- _Task to carry out_: In the records below, find each line containing the word "Sous" and copy it.

### Supplied data ###

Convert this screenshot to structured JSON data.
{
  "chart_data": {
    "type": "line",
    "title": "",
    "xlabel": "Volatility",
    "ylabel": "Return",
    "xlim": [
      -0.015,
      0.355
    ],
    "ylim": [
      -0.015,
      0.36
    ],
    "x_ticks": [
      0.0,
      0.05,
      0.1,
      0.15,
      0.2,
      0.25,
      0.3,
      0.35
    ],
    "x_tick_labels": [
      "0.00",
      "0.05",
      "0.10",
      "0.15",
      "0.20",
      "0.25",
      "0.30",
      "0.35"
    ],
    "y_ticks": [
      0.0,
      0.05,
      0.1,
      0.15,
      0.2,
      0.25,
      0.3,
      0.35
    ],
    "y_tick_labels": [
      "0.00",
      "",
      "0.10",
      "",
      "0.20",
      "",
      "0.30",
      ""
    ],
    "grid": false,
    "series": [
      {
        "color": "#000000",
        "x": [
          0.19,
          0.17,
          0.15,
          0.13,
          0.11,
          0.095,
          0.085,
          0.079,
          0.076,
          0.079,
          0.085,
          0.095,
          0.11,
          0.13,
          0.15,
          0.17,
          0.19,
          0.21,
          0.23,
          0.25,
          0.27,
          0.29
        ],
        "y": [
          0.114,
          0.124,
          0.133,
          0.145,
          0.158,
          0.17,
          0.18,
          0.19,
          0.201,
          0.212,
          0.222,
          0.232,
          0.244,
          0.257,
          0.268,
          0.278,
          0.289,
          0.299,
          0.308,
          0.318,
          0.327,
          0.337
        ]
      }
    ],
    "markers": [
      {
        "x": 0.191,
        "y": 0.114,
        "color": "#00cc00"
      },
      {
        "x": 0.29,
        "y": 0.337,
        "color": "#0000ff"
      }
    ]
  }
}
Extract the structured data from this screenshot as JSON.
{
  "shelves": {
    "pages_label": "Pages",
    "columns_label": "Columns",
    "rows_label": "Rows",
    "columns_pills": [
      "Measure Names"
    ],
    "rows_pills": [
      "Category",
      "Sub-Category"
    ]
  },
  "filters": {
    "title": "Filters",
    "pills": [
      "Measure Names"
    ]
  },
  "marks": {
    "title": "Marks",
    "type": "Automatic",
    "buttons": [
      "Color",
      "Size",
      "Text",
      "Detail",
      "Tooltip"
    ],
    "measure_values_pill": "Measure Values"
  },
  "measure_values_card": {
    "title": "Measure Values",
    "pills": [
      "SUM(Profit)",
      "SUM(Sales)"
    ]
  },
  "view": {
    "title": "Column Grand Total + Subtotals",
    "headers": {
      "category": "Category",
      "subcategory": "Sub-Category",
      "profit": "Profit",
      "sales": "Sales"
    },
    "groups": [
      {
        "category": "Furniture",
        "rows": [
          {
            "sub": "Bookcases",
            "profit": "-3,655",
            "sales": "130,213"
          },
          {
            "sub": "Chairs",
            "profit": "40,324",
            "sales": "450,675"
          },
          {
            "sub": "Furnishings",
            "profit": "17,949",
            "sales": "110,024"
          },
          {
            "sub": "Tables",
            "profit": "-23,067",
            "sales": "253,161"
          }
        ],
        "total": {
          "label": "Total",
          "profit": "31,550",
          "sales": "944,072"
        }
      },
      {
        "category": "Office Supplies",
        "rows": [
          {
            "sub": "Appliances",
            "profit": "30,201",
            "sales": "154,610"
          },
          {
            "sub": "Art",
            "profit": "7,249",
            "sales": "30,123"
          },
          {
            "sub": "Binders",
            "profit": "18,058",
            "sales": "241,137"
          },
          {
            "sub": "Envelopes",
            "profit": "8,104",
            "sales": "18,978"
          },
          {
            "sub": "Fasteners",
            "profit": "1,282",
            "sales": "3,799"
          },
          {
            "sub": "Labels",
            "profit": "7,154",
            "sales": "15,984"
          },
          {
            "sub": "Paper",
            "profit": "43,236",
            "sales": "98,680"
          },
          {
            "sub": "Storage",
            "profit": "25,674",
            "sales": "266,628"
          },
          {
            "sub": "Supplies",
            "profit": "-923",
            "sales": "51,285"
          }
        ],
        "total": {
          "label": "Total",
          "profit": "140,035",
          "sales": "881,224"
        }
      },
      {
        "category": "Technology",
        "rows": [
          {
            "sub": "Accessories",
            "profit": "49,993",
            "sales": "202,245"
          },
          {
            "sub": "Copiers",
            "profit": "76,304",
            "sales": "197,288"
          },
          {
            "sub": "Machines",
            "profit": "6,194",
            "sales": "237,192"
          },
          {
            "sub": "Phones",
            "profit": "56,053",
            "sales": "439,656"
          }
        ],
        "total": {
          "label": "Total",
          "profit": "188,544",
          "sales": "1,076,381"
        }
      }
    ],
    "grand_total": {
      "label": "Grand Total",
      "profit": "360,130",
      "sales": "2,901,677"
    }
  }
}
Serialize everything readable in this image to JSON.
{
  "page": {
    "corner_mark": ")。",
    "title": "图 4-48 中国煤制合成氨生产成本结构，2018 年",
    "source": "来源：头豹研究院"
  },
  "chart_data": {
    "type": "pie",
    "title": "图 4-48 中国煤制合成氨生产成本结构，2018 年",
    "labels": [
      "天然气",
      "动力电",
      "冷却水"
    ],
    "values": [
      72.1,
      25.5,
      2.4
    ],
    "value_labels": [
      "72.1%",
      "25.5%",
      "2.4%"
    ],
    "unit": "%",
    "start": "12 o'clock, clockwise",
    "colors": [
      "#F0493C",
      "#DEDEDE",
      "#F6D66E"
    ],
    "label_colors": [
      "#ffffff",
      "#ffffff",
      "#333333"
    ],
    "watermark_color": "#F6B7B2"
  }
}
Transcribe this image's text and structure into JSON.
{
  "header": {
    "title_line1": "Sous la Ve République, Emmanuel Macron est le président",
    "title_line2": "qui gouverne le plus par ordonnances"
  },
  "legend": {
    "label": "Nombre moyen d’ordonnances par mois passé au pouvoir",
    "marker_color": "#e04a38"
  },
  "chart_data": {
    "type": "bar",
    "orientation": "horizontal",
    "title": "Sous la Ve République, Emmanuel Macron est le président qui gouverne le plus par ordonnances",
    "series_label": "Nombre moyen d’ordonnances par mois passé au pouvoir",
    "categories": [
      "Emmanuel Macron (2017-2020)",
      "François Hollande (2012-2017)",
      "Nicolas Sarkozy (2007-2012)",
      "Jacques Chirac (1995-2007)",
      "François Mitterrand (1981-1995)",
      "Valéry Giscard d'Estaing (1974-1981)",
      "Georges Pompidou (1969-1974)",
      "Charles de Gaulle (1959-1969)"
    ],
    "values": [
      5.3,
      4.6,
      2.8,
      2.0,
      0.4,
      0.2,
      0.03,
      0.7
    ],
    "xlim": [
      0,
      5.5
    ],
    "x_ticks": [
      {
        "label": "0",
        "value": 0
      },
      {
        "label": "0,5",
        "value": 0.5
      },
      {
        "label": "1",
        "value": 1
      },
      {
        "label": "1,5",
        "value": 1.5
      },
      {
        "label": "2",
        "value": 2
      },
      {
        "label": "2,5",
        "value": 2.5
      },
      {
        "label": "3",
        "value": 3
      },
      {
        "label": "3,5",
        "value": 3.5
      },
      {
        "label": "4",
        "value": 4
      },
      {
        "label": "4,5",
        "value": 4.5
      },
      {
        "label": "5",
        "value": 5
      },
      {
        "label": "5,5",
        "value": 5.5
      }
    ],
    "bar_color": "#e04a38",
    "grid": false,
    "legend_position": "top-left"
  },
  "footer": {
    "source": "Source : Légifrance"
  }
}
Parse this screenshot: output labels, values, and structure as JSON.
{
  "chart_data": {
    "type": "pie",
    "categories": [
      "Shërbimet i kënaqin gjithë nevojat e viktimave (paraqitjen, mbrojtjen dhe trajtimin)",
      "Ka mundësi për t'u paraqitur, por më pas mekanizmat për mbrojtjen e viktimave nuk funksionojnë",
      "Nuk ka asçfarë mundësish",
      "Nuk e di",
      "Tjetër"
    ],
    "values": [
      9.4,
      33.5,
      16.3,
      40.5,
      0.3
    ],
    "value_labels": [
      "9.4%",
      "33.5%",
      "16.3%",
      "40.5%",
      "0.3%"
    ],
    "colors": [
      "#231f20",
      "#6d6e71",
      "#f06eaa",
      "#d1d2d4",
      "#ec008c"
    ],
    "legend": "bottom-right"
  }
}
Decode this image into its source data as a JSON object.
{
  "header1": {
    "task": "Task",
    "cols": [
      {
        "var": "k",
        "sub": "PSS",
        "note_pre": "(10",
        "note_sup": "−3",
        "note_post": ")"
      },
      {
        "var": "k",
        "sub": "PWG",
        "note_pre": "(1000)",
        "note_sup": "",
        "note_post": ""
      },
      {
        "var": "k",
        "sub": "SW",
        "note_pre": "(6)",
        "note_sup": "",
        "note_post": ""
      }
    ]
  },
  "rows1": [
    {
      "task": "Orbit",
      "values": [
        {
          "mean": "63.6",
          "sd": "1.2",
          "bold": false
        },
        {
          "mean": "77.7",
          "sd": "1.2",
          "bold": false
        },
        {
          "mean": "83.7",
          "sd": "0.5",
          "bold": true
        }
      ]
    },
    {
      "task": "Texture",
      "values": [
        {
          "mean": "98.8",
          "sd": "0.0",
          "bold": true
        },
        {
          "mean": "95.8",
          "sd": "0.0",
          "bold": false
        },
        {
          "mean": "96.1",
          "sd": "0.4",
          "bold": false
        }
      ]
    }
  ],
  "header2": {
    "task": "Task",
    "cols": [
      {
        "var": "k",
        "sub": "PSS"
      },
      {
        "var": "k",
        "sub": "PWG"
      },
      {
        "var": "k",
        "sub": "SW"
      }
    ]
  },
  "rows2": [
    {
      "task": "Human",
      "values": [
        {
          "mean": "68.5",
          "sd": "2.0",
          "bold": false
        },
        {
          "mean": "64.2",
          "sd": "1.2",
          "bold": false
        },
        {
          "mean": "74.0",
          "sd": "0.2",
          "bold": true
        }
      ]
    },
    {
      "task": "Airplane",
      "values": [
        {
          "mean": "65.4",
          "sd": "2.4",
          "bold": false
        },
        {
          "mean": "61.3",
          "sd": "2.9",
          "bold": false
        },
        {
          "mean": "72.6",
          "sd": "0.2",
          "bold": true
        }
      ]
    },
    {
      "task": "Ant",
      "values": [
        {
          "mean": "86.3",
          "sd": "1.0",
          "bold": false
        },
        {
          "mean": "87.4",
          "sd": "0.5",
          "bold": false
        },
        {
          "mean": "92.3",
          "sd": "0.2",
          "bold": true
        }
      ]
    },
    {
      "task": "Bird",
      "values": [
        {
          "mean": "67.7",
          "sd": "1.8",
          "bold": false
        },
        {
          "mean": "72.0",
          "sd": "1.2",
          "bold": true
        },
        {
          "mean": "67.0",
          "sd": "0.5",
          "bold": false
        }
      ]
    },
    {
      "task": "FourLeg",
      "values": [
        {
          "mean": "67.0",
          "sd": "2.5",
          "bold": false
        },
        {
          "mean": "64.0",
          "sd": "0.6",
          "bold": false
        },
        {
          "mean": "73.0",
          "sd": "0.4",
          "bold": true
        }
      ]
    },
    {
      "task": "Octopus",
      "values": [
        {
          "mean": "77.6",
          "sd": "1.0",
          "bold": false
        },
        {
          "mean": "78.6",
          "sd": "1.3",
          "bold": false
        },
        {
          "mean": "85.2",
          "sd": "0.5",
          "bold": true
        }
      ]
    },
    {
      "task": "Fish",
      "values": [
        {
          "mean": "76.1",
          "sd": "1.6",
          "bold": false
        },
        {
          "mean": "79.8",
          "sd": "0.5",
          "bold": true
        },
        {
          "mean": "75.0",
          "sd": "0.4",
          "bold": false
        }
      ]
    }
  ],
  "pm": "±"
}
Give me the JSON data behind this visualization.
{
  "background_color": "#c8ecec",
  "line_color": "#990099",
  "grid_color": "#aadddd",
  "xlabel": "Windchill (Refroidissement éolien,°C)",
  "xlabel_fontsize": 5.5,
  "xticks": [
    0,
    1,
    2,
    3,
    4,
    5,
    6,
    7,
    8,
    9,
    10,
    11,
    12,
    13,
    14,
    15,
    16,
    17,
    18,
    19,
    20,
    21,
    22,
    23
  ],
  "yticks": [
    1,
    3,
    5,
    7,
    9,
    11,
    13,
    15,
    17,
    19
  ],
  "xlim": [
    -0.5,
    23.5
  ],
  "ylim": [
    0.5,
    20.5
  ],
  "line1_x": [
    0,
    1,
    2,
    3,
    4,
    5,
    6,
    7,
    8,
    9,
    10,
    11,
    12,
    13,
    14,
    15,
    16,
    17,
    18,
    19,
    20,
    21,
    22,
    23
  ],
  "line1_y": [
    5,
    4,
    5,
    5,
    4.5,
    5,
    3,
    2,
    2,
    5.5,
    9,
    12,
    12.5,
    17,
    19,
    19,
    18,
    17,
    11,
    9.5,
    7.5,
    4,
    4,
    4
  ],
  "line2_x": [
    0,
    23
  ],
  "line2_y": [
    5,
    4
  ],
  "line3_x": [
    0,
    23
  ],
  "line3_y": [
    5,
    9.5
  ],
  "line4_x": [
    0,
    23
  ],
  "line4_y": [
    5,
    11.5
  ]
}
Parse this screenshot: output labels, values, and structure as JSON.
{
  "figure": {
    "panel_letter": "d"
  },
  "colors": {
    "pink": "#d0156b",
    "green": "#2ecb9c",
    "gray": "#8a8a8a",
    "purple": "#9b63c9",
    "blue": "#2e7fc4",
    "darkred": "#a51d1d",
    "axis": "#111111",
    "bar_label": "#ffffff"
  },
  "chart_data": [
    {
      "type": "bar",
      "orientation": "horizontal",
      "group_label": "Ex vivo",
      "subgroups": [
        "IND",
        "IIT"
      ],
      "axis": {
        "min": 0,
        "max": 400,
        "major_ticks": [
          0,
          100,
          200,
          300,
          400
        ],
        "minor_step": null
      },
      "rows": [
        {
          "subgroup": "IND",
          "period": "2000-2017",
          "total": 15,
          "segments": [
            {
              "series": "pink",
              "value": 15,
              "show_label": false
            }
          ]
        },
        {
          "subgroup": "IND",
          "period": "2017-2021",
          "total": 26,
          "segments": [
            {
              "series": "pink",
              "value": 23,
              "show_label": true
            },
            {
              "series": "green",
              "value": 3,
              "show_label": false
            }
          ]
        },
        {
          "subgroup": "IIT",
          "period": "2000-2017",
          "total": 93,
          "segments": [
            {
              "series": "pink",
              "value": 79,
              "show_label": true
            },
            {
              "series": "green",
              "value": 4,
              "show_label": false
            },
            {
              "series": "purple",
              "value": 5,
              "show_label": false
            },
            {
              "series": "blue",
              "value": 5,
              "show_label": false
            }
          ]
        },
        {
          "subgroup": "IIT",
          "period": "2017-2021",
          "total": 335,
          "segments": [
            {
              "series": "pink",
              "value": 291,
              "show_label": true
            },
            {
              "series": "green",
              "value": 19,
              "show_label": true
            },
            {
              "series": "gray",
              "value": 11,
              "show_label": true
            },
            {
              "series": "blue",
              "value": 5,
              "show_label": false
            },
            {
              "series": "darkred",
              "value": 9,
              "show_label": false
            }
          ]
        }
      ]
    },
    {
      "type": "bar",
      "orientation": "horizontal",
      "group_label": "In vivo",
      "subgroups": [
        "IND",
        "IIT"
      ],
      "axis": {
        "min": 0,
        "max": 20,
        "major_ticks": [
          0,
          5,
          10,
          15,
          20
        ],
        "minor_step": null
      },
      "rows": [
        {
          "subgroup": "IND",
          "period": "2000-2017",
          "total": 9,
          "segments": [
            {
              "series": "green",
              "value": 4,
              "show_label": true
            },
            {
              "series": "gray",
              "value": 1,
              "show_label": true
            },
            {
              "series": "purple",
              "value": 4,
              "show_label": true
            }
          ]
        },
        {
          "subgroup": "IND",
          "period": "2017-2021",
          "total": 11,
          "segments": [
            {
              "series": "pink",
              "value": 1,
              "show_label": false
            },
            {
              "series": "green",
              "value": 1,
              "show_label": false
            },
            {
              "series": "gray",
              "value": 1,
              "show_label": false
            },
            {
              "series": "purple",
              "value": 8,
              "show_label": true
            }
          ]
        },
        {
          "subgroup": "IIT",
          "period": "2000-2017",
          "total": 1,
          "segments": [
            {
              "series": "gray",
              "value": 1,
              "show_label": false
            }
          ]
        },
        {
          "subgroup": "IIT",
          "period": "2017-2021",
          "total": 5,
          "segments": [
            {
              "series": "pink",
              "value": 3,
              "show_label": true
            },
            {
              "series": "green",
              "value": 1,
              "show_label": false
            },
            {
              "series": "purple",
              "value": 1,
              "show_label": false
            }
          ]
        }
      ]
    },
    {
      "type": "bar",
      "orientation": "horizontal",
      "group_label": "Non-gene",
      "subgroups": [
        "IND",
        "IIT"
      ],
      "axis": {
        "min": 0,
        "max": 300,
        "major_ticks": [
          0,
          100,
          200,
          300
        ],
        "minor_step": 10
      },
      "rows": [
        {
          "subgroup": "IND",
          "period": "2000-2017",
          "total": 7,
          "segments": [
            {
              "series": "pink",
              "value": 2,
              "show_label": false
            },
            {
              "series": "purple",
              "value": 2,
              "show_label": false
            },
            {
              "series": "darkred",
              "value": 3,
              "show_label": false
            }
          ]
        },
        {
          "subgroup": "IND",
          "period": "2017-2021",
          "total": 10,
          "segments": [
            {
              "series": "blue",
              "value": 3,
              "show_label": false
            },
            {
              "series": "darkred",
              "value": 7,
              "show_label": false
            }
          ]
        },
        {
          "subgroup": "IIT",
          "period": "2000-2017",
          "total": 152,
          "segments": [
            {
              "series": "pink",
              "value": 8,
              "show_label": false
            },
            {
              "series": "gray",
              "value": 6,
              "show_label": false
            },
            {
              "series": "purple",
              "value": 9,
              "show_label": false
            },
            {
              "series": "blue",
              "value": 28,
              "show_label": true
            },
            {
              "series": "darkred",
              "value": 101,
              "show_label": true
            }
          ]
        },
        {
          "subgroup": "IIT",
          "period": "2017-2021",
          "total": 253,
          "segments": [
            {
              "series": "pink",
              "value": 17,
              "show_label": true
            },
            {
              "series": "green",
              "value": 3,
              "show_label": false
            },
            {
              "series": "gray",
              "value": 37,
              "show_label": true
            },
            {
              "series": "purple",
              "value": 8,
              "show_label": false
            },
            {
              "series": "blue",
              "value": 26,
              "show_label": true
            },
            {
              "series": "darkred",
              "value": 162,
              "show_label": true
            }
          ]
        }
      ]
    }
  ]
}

###

- _Complete output_:
    "title_line1": "Sous la Ve République, Emmanuel Macron est le président",
    "title": "Sous la Ve République, Emmanuel Macron est le président qui gouverne le plus par ordonnances",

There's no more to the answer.